Part of a data file
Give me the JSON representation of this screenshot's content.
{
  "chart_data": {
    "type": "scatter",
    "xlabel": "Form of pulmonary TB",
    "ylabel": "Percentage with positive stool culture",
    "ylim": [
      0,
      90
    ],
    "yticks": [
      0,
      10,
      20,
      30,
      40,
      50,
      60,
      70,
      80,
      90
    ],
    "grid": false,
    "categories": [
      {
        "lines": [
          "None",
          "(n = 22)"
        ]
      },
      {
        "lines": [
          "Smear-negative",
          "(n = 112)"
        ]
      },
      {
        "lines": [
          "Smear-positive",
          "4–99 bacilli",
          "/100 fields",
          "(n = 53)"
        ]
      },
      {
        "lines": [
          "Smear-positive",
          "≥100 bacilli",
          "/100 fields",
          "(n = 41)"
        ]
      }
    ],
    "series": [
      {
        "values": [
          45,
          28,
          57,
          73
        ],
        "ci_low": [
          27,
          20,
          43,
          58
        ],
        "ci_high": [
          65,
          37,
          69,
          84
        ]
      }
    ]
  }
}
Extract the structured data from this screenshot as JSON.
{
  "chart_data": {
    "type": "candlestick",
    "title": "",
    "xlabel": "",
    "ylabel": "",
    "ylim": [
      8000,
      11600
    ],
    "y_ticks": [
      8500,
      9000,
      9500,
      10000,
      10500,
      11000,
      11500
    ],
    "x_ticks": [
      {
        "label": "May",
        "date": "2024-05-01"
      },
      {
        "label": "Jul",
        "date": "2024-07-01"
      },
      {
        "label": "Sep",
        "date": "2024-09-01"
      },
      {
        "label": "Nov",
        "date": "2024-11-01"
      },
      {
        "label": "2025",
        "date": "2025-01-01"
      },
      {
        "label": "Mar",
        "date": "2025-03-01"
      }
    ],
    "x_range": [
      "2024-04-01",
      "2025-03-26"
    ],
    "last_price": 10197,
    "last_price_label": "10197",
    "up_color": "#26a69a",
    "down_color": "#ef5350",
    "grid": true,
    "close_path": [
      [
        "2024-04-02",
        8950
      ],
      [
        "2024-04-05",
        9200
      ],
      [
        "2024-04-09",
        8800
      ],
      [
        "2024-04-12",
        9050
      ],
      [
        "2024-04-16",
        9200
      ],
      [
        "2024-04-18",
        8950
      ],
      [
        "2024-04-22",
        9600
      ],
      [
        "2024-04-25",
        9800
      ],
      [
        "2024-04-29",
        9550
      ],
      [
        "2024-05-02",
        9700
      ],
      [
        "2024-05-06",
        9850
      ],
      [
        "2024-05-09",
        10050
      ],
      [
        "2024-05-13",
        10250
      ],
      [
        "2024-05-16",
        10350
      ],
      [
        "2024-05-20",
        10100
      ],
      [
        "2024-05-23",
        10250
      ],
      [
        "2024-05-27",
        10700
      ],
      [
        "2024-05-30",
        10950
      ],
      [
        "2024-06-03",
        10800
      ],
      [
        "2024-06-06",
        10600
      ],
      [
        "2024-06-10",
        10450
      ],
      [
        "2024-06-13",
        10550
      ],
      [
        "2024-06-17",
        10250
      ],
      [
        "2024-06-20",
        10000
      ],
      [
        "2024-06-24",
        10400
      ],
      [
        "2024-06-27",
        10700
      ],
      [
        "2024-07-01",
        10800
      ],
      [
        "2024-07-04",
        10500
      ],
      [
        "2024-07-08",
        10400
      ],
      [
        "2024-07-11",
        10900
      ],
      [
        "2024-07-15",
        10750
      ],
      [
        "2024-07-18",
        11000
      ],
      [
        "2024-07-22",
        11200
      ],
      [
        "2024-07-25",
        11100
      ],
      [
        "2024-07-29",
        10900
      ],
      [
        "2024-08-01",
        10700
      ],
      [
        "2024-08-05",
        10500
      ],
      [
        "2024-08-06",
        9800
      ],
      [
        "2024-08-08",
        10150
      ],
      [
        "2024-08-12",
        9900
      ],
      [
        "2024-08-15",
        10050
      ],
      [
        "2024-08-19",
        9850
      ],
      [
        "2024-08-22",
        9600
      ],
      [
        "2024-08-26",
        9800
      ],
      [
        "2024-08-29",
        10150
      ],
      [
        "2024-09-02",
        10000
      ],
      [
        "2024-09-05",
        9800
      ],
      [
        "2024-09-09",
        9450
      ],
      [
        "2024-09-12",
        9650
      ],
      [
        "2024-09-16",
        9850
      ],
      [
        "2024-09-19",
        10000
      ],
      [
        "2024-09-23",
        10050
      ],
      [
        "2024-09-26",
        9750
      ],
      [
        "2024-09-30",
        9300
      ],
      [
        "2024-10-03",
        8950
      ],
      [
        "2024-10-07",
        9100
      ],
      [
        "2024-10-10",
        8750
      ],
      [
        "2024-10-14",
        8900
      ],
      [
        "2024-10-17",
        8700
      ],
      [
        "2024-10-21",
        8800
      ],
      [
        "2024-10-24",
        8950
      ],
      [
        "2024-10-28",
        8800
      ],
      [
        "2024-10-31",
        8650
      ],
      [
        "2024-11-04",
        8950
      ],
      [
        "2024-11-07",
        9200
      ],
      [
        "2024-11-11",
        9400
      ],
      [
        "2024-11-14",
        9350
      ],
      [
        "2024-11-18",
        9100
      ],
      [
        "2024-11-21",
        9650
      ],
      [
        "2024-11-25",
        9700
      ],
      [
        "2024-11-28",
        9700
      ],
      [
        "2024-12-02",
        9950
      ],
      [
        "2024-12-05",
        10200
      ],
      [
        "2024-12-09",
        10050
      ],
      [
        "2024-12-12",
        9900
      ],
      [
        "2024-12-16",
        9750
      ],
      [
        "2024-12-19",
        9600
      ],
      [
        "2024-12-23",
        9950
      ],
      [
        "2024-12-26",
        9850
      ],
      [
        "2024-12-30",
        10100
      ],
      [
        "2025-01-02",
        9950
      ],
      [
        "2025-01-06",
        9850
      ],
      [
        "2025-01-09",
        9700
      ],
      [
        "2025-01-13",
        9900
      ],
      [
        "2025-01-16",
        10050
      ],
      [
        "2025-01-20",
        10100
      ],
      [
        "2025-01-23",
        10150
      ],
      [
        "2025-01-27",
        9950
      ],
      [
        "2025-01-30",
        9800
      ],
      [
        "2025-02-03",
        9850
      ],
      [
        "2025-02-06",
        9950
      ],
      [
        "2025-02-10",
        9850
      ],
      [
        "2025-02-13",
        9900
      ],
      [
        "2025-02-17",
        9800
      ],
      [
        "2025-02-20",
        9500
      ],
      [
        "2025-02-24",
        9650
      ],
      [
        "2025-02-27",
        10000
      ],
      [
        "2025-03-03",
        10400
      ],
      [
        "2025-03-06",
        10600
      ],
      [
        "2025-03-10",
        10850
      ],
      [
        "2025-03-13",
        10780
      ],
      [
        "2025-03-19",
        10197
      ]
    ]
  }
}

## SHORT EXERCISE
Output all of the data again, exactly.

## EXERCISE OUTPUT
Give me the JSON representation of this screenshot's content.
{
  "chart_data": {
    "type": "scatter",
    "xlabel": "Form of pulmonary TB",
    "ylabel": "Percentage with positive stool culture",
    "ylim": [
      0,
      90
    ],
    "yticks": [
      0,
      10,
      20,
      30,
      40,
      50,
      60,
      70,
      80,
      90
    ],
    "grid": false,
    "categories": [
      {
        "lines": [
          "None",
          "(n = 22)"
        ]
      },
      {
        "lines": [
          "Smear-negative",
          "(n = 112)"
        ]
      },
      {
        "lines": [
          "Smear-positive",
          "4–99 bacilli",
          "/100 fields",
          "(n = 53)"
        ]
      },
      {
        "lines": [
          "Smear-positive",
          "≥100 bacilli",
          "/100 fields",
          "(n = 41)"
        ]
      }
    ],
    "series": [
      {
        "values": [
          45,
          28,
          57,
          73
        ],
        "ci_low": [
          27,
          20,
          43,
          58
        ],
        "ci_high": [
          65,
          37,
          69,
          84
        ]
      }
    ]
  }
}
Extract the structured data from this screenshot as JSON.
{
  "chart_data": {
    "type": "candlestick",
    "title": "",
    "xlabel": "",
    "ylabel": "",
    "ylim": [
      8000,
      11600
    ],
    "y_ticks": [
      8500,
      9000,
      9500,
      10000,
      10500,
      11000,
      11500
    ],
    "x_ticks": [
      {
        "label": "May",
        "date": "2024-05-01"
      },
      {
        "label": "Jul",
        "date": "2024-07-01"
      },
      {
        "label": "Sep",
        "date": "2024-09-01"
      },
      {
        "label": "Nov",
        "date": "2024-11-01"
      },
      {
        "label": "2025",
        "date": "2025-01-01"
      },
      {
        "label": "Mar",
        "date": "2025-03-01"
      }
    ],
    "x_range": [
      "2024-04-01",
      "2025-03-26"
    ],
    "last_price": 10197,
    "last_price_label": "10197",
    "up_color": "#26a69a",
    "down_color": "#ef5350",
    "grid": true,
    "close_path": [
      [
        "2024-04-02",
        8950
      ],
      [
        "2024-04-05",
        9200
      ],
      [
        "2024-04-09",
        8800
      ],
      [
        "2024-04-12",
        9050
      ],
      [
        "2024-04-16",
        9200
      ],
      [
        "2024-04-18",
        8950
      ],
      [
        "2024-04-22",
        9600
      ],
      [
        "2024-04-25",
        9800
      ],
      [
        "2024-04-29",
        9550
      ],
      [
        "2024-05-02",
        9700
      ],
      [
        "2024-05-06",
        9850
      ],
      [
        "2024-05-09",
        10050
      ],
      [
        "2024-05-13",
        10250
      ],
      [
        "2024-05-16",
        10350
      ],
      [
        "2024-05-20",
        10100
      ],
      [
        "2024-05-23",
        10250
      ],
      [
        "2024-05-27",
        10700
      ],
      [
        "2024-05-30",
        10950
      ],
      [
        "2024-06-03",
        10800
      ],
      [
        "2024-06-06",
        10600
      ],
      [
        "2024-06-10",
        10450
      ],
      [
        "2024-06-13",
        10550
      ],
      [
        "2024-06-17",
        10250
      ],
      [
        "2024-06-20",
        10000
      ],
      [
        "2024-06-24",
        10400
      ],
      [
        "2024-06-27",
        10700
      ],
      [
        "2024-07-01",
        10800
      ],
      [
        "2024-07-04",
        10500
      ],
      [
        "2024-07-08",
        10400
      ],
      [
        "2024-07-11",
        10900
      ],
      [
        "2024-07-15",
        10750
      ],
      [
        "2024-07-18",
        11000
      ],
      [
        "2024-07-22",
        11200
      ],
      [
        "2024-07-25",
        11100
      ],
      [
        "2024-07-29",
        10900
      ],
      [
        "2024-08-01",
        10700
      ],
      [
        "2024-08-05",
        10500
      ],
      [
        "2024-08-06",
        9800
      ],
      [
        "2024-08-08",
        10150
      ],
      [
        "2024-08-12",
        9900
      ],
      [
        "2024-08-15",
        10050
      ],
      [
        "2024-08-19",
        9850
      ],
      [
        "2024-08-22",
        9600
      ],
      [
        "2024-08-26",
        9800
      ],
      [
        "2024-08-29",
        10150
      ],
      [
        "2024-09-02",
        10000
      ],
      [
        "2024-09-05",
        9800
      ],
      [
        "2024-09-09",
        9450
      ],
      [
        "2024-09-12",
        9650
      ],
      [
        "2024-09-16",
        9850
      ],
      [
        "2024-09-19",
        10000
      ],
      [
        "2024-09-23",
        10050
      ],
      [
        "2024-09-26",
        9750
      ],
      [
        "2024-09-30",
        9300
      ],
      [
        "2024-10-03",
        8950
      ],
      [
        "2024-10-07",
        9100
      ],
      [
        "2024-10-10",
        8750
      ],
      [
        "2024-10-14",
        8900
      ],
      [
        "2024-10-17",
        8700
      ],
      [
        "2024-10-21",
        8800
      ],
      [
        "2024-10-24",
        8950
      ],
      [
        "2024-10-28",
        8800
      ],
      [
        "2024-10-31",
        8650
      ],
      [
        "2024-11-04",
        8950
      ],
      [
        "2024-11-07",
        9200
      ],
      [
        "2024-11-11",
        9400
      ],
      [
        "2024-11-14",
        9350
      ],
      [
        "2024-11-18",
        9100
      ],
      [
        "2024-11-21",
        9650
      ],
      [
        "2024-11-25",
        9700
      ],
      [
        "2024-11-28",
        9700
      ],
      [
        "2024-12-02",
        9950
      ],
      [
        "2024-12-05",
        10200
      ],
      [
        "2024-12-09",
        10050
      ],
      [
        "2024-12-12",
        9900
      ],
      [
        "2024-12-16",
        9750
      ],
      [
        "2024-12-19",
        9600
      ],
      [
        "2024-12-23",
        9950
      ],
      [
        "2024-12-26",
        9850
      ],
      [
        "2024-12-30",
        10100
      ],
      [
        "2025-01-02",
        9950
      ],
      [
        "2025-01-06",
        9850
      ],
      [
        "2025-01-09",
        9700
      ],
      [
        "2025-01-13",
        9900
      ],
      [
        "2025-01-16",
        10050
      ],
      [
        "2025-01-20",
        10100
      ],
      [
        "2025-01-23",
        10150
      ],
      [
        "2025-01-27",
        9950
      ],
      [
        "2025-01-30",
        9800
      ],
      [
        "2025-02-03",
        9850
      ],
      [
        "2025-02-06",
        9950
      ],
      [
        "2025-02-10",
        9850
      ],
      [
        "2025-02-13",
        9900
      ],
      [
        "2025-02-17",
        9800
      ],
      [
        "2025-02-20",
        9500
      ],
      [
        "2025-02-24",
        9650
      ],
      [
        "2025-02-27",
        10000
      ],
      [
        "2025-03-03",
        10400
      ],
      [
        "2025-03-06",
        10600
      ],
      [
        "2025-03-10",
        10850
      ],
      [
        "2025-03-13",
        10780
      ],
      [
        "2025-03-19",
        10197
      ]
    ]
  }
}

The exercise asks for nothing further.